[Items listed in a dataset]
- - -

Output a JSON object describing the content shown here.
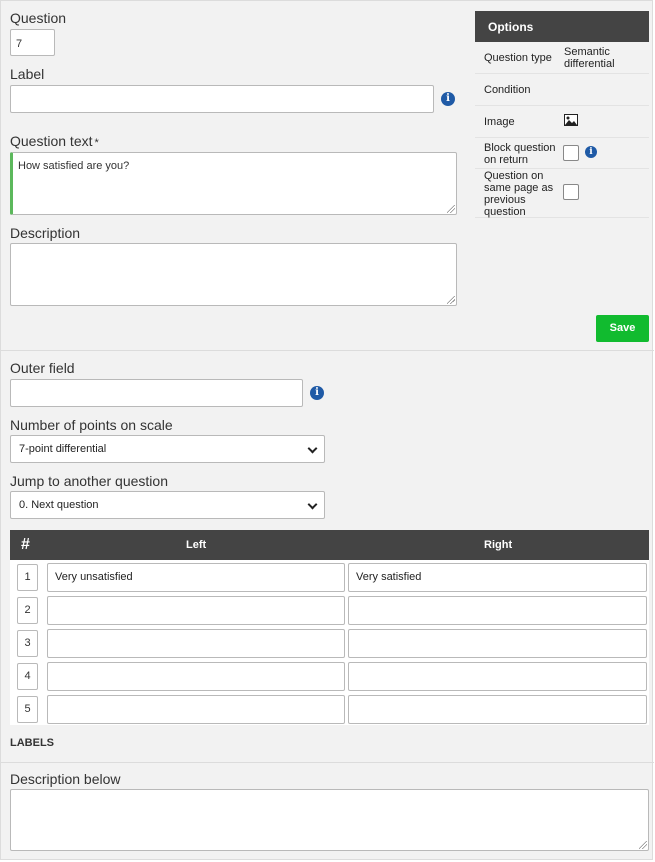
{
  "question": {
    "label": "Question",
    "number": "7"
  },
  "label_field": {
    "label": "Label",
    "value": ""
  },
  "question_text": {
    "label": "Question text",
    "required_mark": "*",
    "value": "How satisfied are you?"
  },
  "description": {
    "label": "Description",
    "value": ""
  },
  "options": {
    "header": "Options",
    "question_type_key": "Question type",
    "question_type_value_line1": "Semantic",
    "question_type_value_line2": "differential",
    "condition_key": "Condition",
    "image_key": "Image",
    "block_key_line1": "Block question",
    "block_key_line2": "on return",
    "same_page_key_line1": "Question on",
    "same_page_key_line2": "same page as",
    "same_page_key_line3": "previous",
    "same_page_key_line4": "question"
  },
  "save_label": "Save",
  "outer_field": {
    "label": "Outer field",
    "value": ""
  },
  "scale_points": {
    "label": "Number of points on scale",
    "selected": "7-point differential"
  },
  "jump": {
    "label": "Jump to another question",
    "selected": "0. Next question"
  },
  "table": {
    "col_hash": "#",
    "col_left": "Left",
    "col_right": "Right",
    "rows": [
      {
        "n": "1",
        "left": "Very unsatisfied",
        "right": "Very satisfied"
      },
      {
        "n": "2",
        "left": "",
        "right": ""
      },
      {
        "n": "3",
        "left": "",
        "right": ""
      },
      {
        "n": "4",
        "left": "",
        "right": ""
      },
      {
        "n": "5",
        "left": "",
        "right": ""
      }
    ]
  },
  "labels_heading": "LABELS",
  "description_below": {
    "label": "Description below",
    "value": ""
  },
  "colors": {
    "accent_green": "#5cb85c",
    "save_green": "#11bb2f",
    "header_dark": "#444444",
    "info_blue": "#1f5aa6"
  }
}
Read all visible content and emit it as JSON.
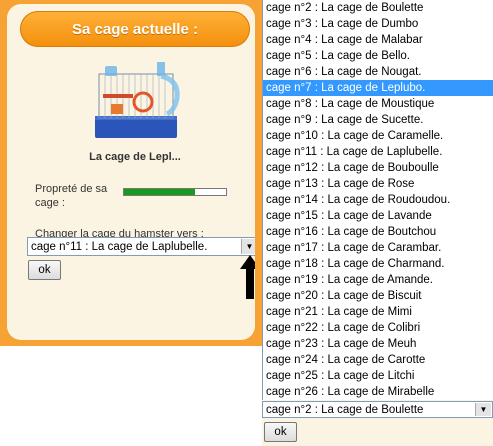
{
  "panel": {
    "title": "Sa cage actuelle :",
    "cage_name": "La cage de Lepl...",
    "cleanliness_label": "Propreté de sa cage :",
    "cleanliness_level": 0.7,
    "change_label": "Changer la cage du hamster vers :",
    "current_select_value": "cage n°11 : La cage de Laplubelle.",
    "ok_label": "ok"
  },
  "dropdown": {
    "options": [
      "cage n°2 : La cage de Boulette",
      "cage n°3 : La cage de Dumbo",
      "cage n°4 : La cage de Malabar",
      "cage n°5 : La cage de Bello.",
      "cage n°6 : La cage de Nougat.",
      "cage n°7 : La cage de Leplubo.",
      "cage n°8 : La cage de Moustique",
      "cage n°9 : La cage de Sucette.",
      "cage n°10 : La cage de Caramelle.",
      "cage n°11 : La cage de Laplubelle.",
      "cage n°12 : La cage de Bouboulle",
      "cage n°13 : La cage de Rose",
      "cage n°14 : La cage de Roudoudou.",
      "cage n°15 : La cage de Lavande",
      "cage n°16 : La cage de Boutchou",
      "cage n°17 : La cage de Carambar.",
      "cage n°18 : La cage de Charmand.",
      "cage n°19 : La cage de Amande.",
      "cage n°20 : La cage de Biscuit",
      "cage n°21 : La cage de Mimi",
      "cage n°22 : La cage de Colibri",
      "cage n°23 : La cage de Meuh",
      "cage n°24 : La cage de Carotte",
      "cage n°25 : La cage de Litchi",
      "cage n°26 : La cage de Mirabelle"
    ],
    "highlighted_index": 5,
    "bottom_select_value": "cage n°2 : La cage de Boulette",
    "bottom_ok_label": "ok"
  },
  "colors": {
    "orange": "#f7a235",
    "panel": "#fbf4e2",
    "highlight": "#3399ff",
    "meter": "#1a9a1a"
  },
  "icons": {
    "cage_image": "hamster-cage-image",
    "dropdown_arrow": "chevron-down-icon",
    "pointer_arrow": "up-arrow-icon"
  }
}
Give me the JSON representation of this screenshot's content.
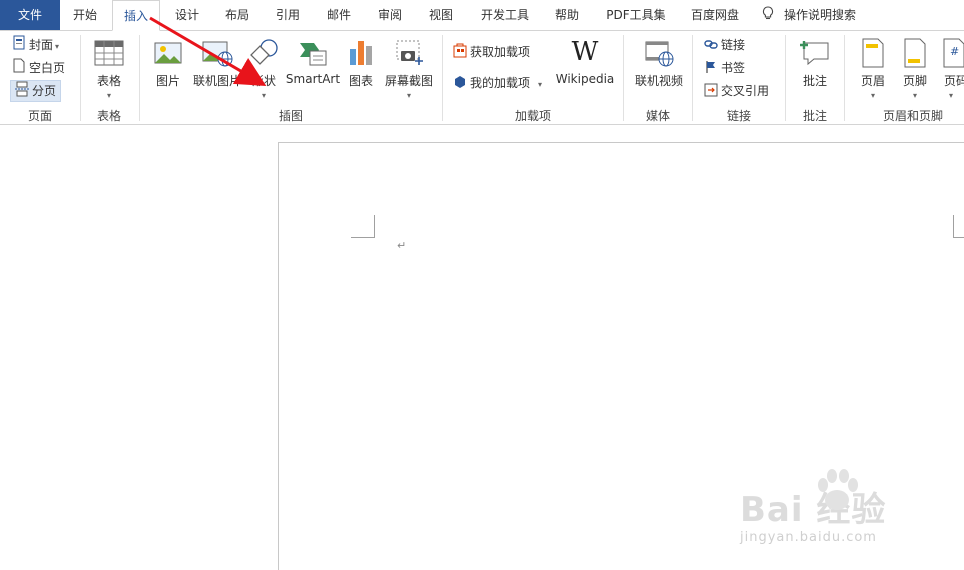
{
  "tabs": [
    "文件",
    "开始",
    "插入",
    "设计",
    "布局",
    "引用",
    "邮件",
    "审阅",
    "视图",
    "开发工具",
    "帮助",
    "PDF工具集",
    "百度网盘"
  ],
  "tell_me": "操作说明搜索",
  "ribbon": {
    "pages": {
      "cover": "封面",
      "blank": "空白页",
      "break": "分页",
      "label": "页面"
    },
    "tables": {
      "table": "表格",
      "label": "表格"
    },
    "illustrations": {
      "picture": "图片",
      "online_picture": "联机图片",
      "shapes": "形状",
      "smartart": "SmartArt",
      "chart": "图表",
      "screenshot": "屏幕截图",
      "label": "插图"
    },
    "addins": {
      "get": "获取加载项",
      "my": "我的加载项",
      "wikipedia": "Wikipedia",
      "label": "加载项"
    },
    "media": {
      "online_video": "联机视频",
      "label": "媒体"
    },
    "links": {
      "link": "链接",
      "bookmark": "书签",
      "cross_ref": "交叉引用",
      "label": "链接"
    },
    "comments": {
      "comment": "批注",
      "label": "批注"
    },
    "header_footer": {
      "header": "页眉",
      "footer": "页脚",
      "page_number": "页码",
      "label": "页眉和页脚"
    }
  },
  "document": {
    "paragraph_mark": "↵"
  },
  "watermark": {
    "brand": "Bai  经验",
    "url": "jingyan.baidu.com"
  },
  "colors": {
    "accent": "#2b579a",
    "arrow": "#e8141b"
  }
}
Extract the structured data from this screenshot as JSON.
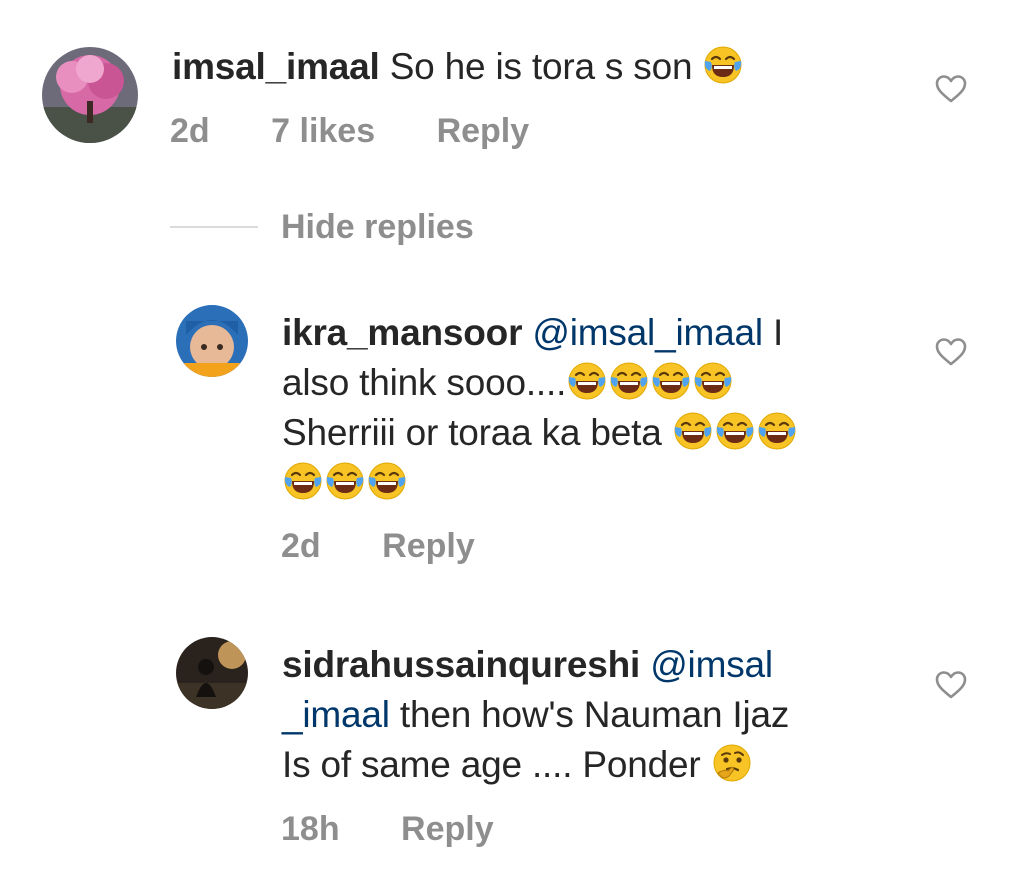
{
  "comments": [
    {
      "username": "imsal_imaal",
      "text_before": "So he is tora s son",
      "time": "2d",
      "likes": "7 likes",
      "reply_label": "Reply"
    },
    {
      "username": "ikra_mansoor",
      "mention": "@imsal_imaal",
      "line1_tail": "I",
      "line2": "also think sooo....",
      "line3": "Sherriii or toraa ka beta",
      "time": "2d",
      "reply_label": "Reply"
    },
    {
      "username": "sidrahussainqureshi",
      "mention_part1": "@imsal",
      "mention_part2": "_imaal",
      "line2_tail": "then how's Nauman Ijaz",
      "line3": "Is of same age .... Ponder",
      "time": "18h",
      "reply_label": "Reply"
    }
  ],
  "hide_replies_label": "Hide replies",
  "icons": {
    "heart": "heart-outline-icon",
    "laugh": "face-with-tears-of-joy-emoji",
    "think": "thinking-face-emoji"
  },
  "colors": {
    "text": "#262626",
    "meta": "#8e8e8e",
    "mention": "#00376b",
    "divider": "#dbdbdb"
  }
}
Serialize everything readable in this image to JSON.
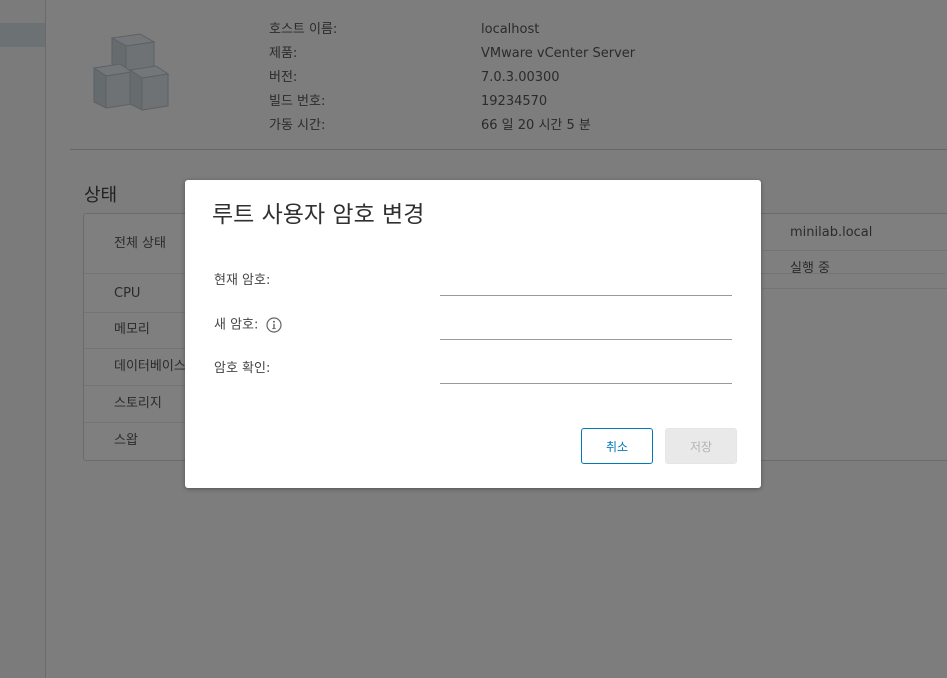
{
  "summary": {
    "labels": [
      "호스트 이름:",
      "제품:",
      "버전:",
      "빌드 번호:",
      "가동 시간:"
    ],
    "values": [
      "localhost",
      "VMware vCenter Server",
      "7.0.3.00300",
      "19234570",
      "66 일 20 시간 5 분"
    ]
  },
  "status": {
    "title": "상태",
    "rows": [
      "전체 상태",
      "CPU",
      "메모리",
      "데이터베이스",
      "스토리지",
      "스왑"
    ],
    "right_values": [
      "minilab.local",
      "실행 중"
    ]
  },
  "dialog": {
    "title": "루트 사용자 암호 변경",
    "current_password_label": "현재 암호:",
    "new_password_label": "새 암호:",
    "confirm_password_label": "암호 확인:",
    "cancel_label": "취소",
    "save_label": "저장"
  },
  "icons": {
    "appliance": "cube-stack-icon",
    "info": "info-circle-icon"
  },
  "colors": {
    "accent": "#0079b8",
    "overlay": "rgba(0,0,0,0.5)",
    "disabled_button": "#e9e9e9"
  }
}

- - -

Exercise objective: Set down exactly and only the lines from the line that contains "Serialize everything readable" through the last line of the entries above, with both of those lines included and the pictures left out.

The output:
Serialize everything readable in this image to JSON.
{
  "summary": {
    "labels": [
      "호스트 이름:",
      "제품:",
      "버전:",
      "빌드 번호:",
      "가동 시간:"
    ],
    "values": [
      "localhost",
      "VMware vCenter Server",
      "7.0.3.00300",
      "19234570",
      "66 일 20 시간 5 분"
    ]
  },
  "status": {
    "title": "상태",
    "rows": [
      "전체 상태",
      "CPU",
      "메모리",
      "데이터베이스",
      "스토리지",
      "스왑"
    ],
    "right_values": [
      "minilab.local",
      "실행 중"
    ]
  },
  "dialog": {
    "title": "루트 사용자 암호 변경",
    "current_password_label": "현재 암호:",
    "new_password_label": "새 암호:",
    "confirm_password_label": "암호 확인:",
    "cancel_label": "취소",
    "save_label": "저장"
  },
  "icons": {
    "appliance": "cube-stack-icon",
    "info": "info-circle-icon"
  },
  "colors": {
    "accent": "#0079b8",
    "overlay": "rgba(0,0,0,0.5)",
    "disabled_button": "#e9e9e9"
  }
}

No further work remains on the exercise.